Task brief -> The answer should be each line of the records that contains the word "where"; please copy them all.

○ ○ ○

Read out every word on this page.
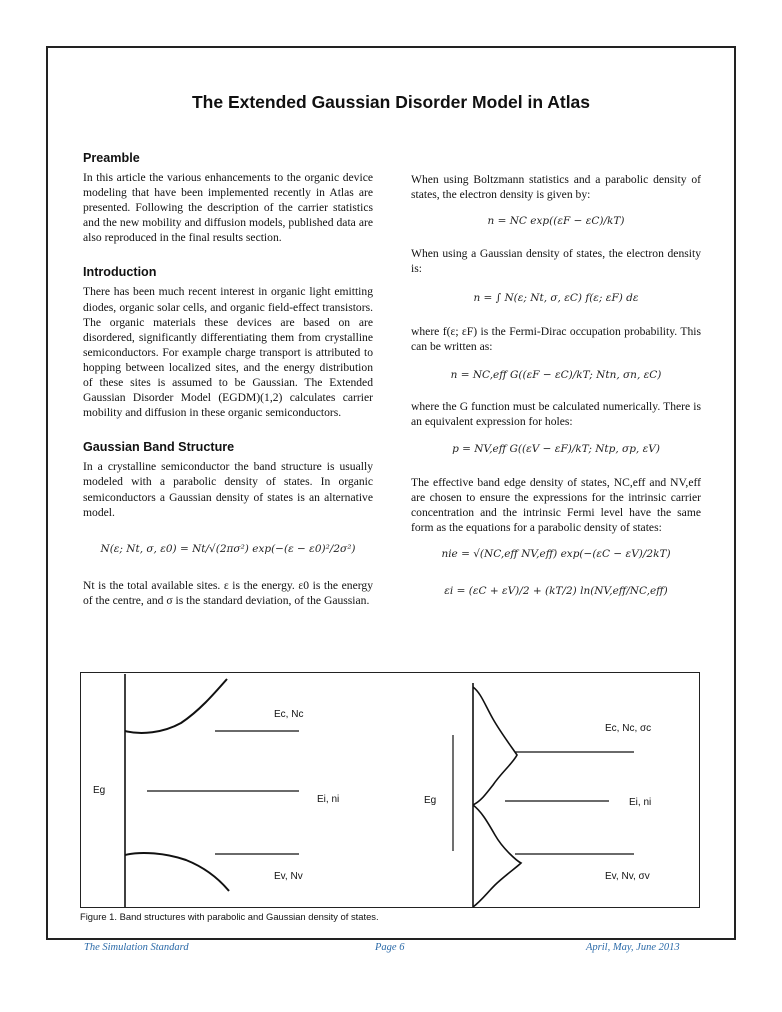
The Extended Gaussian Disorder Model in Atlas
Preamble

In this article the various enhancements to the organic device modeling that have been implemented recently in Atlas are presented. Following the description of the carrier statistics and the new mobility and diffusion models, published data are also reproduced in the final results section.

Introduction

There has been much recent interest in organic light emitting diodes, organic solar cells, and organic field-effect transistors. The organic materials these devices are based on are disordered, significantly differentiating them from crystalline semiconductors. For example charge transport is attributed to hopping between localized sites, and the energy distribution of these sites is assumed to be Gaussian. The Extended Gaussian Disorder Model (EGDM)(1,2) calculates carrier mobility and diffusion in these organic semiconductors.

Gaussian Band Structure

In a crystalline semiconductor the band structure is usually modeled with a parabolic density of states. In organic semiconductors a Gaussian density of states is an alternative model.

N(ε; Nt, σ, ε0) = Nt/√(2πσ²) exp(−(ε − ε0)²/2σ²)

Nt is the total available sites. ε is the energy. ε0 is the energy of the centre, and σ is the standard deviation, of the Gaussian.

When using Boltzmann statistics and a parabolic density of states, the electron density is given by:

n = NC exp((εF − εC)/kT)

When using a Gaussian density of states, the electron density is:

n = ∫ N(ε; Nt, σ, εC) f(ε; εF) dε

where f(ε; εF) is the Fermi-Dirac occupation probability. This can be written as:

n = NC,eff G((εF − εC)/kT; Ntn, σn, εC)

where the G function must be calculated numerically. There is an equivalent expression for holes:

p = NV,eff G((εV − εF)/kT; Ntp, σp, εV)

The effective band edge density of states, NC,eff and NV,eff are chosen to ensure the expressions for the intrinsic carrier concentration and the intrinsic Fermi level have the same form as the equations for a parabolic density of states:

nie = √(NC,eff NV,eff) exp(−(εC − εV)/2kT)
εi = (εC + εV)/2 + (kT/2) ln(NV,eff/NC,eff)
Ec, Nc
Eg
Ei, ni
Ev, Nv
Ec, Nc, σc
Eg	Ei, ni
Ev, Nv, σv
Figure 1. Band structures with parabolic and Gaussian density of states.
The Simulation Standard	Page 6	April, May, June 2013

○ ○ ○

Answer to this exercise ->
where f(ε; εF) is the Fermi-Dirac occupation probability. This can be written as:
where the G function must be calculated numerically. There is an equivalent expression for holes:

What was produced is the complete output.